> _WORK TO COMPLETE_: Leave out pictures; repeat exactly the lines from the "Convert this document image to plain text." line through the last of the data below.

[Stored records]
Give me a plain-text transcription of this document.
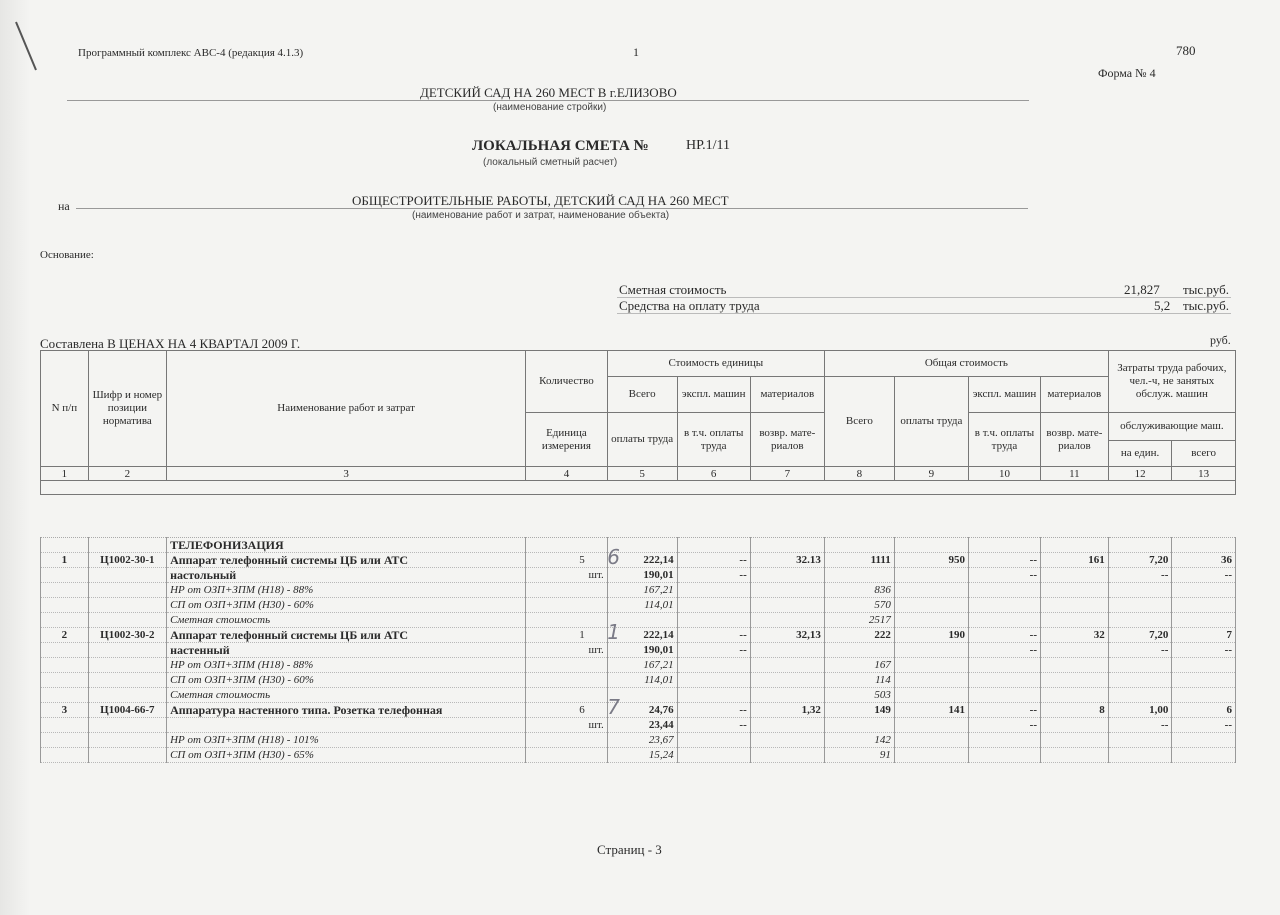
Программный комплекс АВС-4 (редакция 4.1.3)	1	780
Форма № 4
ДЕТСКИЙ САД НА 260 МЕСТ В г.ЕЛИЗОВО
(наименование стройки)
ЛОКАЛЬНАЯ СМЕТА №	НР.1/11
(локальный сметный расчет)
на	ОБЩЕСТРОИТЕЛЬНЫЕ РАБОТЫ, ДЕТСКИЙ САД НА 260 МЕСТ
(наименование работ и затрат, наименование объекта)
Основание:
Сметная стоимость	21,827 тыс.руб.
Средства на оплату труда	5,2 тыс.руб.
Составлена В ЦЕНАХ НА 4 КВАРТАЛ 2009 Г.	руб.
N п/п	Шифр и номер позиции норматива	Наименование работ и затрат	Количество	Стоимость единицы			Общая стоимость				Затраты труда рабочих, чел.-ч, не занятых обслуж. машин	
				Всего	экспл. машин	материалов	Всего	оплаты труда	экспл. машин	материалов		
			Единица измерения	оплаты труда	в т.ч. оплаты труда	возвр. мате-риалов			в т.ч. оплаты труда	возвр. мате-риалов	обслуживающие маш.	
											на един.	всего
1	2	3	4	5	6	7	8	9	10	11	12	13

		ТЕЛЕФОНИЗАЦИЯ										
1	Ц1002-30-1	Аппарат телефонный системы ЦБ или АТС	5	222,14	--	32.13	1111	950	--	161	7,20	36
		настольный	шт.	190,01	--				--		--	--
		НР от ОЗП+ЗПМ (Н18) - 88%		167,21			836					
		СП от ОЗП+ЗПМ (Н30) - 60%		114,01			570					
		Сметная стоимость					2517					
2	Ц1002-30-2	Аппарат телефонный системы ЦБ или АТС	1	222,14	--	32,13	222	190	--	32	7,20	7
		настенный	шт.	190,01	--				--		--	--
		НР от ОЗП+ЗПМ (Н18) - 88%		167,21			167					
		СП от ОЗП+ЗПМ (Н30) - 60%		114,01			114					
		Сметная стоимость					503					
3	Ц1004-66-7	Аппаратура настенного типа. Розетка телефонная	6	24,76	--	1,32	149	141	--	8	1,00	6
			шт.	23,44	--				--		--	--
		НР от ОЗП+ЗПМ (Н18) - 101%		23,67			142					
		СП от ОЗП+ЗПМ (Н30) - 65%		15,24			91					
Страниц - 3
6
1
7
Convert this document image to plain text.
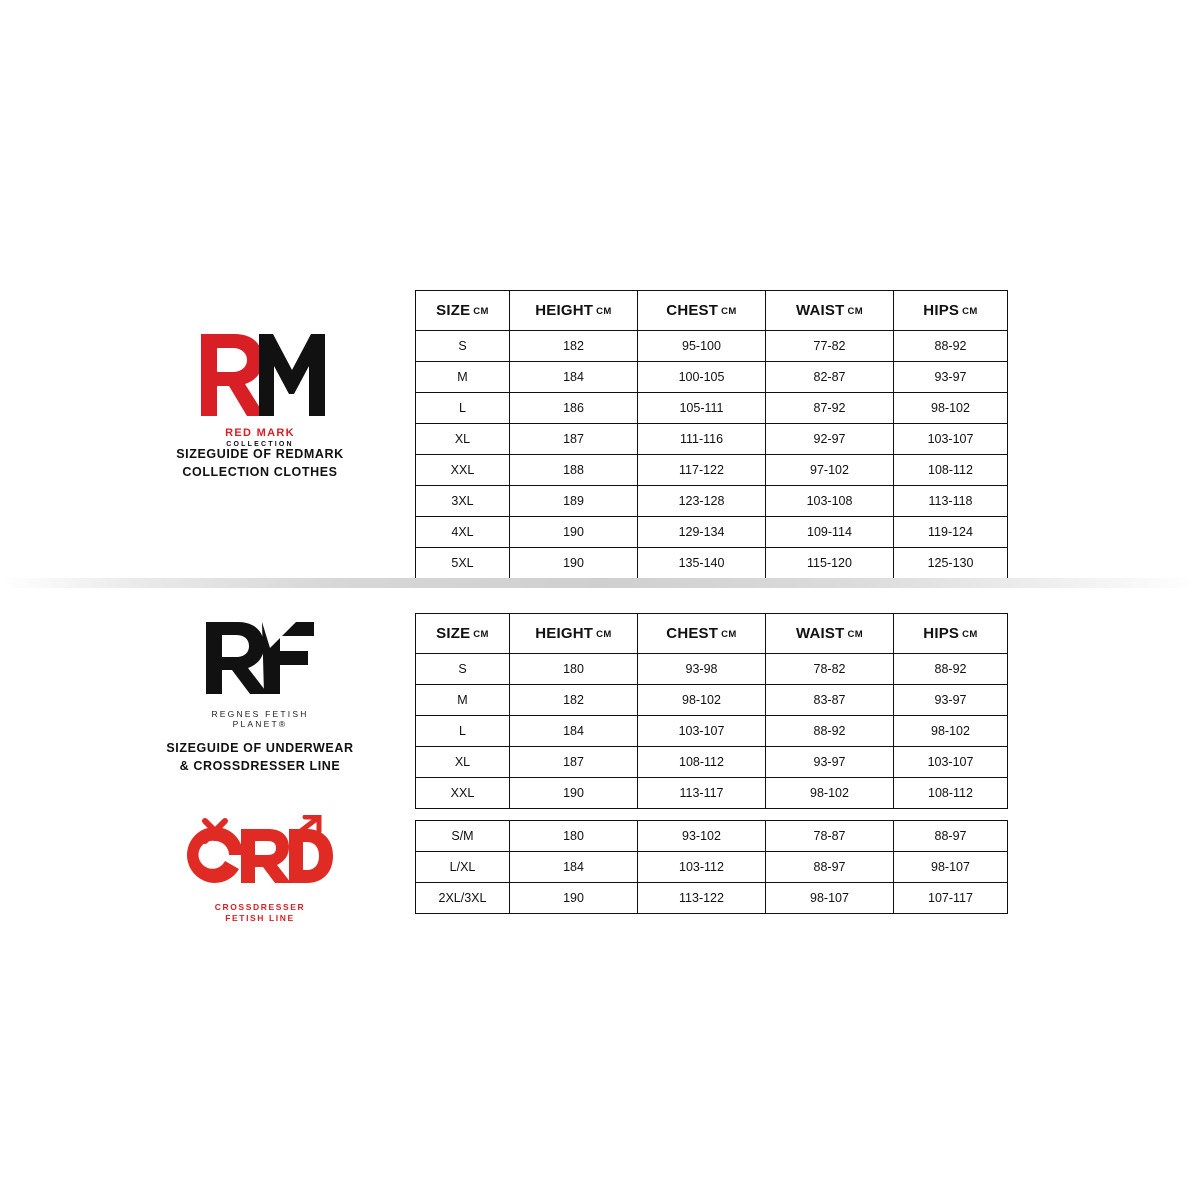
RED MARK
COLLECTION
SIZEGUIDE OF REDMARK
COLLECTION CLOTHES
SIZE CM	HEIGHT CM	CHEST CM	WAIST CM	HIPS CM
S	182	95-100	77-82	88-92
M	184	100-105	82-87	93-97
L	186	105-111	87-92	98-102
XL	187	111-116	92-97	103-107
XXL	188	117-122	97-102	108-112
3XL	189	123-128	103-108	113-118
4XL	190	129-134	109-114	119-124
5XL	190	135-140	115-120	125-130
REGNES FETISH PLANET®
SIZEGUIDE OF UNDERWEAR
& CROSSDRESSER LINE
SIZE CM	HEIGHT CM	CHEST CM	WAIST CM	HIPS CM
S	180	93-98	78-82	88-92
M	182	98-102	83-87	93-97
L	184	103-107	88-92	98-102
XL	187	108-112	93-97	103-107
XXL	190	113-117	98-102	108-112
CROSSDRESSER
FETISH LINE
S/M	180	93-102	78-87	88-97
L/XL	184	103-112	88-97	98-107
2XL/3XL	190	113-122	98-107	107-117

> _REPLY TO THE TASK_:
Convert this document image to plain text.
RED MARK
COLLECTION
SIZEGUIDE OF REDMARK
COLLECTION CLOTHES
SIZE CM	HEIGHT CM	CHEST CM	WAIST CM	HIPS CM
S	182	95-100	77-82	88-92
M	184	100-105	82-87	93-97
L	186	105-111	87-92	98-102
XL	187	111-116	92-97	103-107
XXL	188	117-122	97-102	108-112
3XL	189	123-128	103-108	113-118
4XL	190	129-134	109-114	119-124
5XL	190	135-140	115-120	125-130
REGNES FETISH PLANET®
SIZEGUIDE OF UNDERWEAR
& CROSSDRESSER LINE
SIZE CM	HEIGHT CM	CHEST CM	WAIST CM	HIPS CM
S	180	93-98	78-82	88-92
M	182	98-102	83-87	93-97
L	184	103-107	88-92	98-102
XL	187	108-112	93-97	103-107
XXL	190	113-117	98-102	108-112
CROSSDRESSER
FETISH LINE
S/M	180	93-102	78-87	88-97
L/XL	184	103-112	88-97	98-107
2XL/3XL	190	113-122	98-107	107-117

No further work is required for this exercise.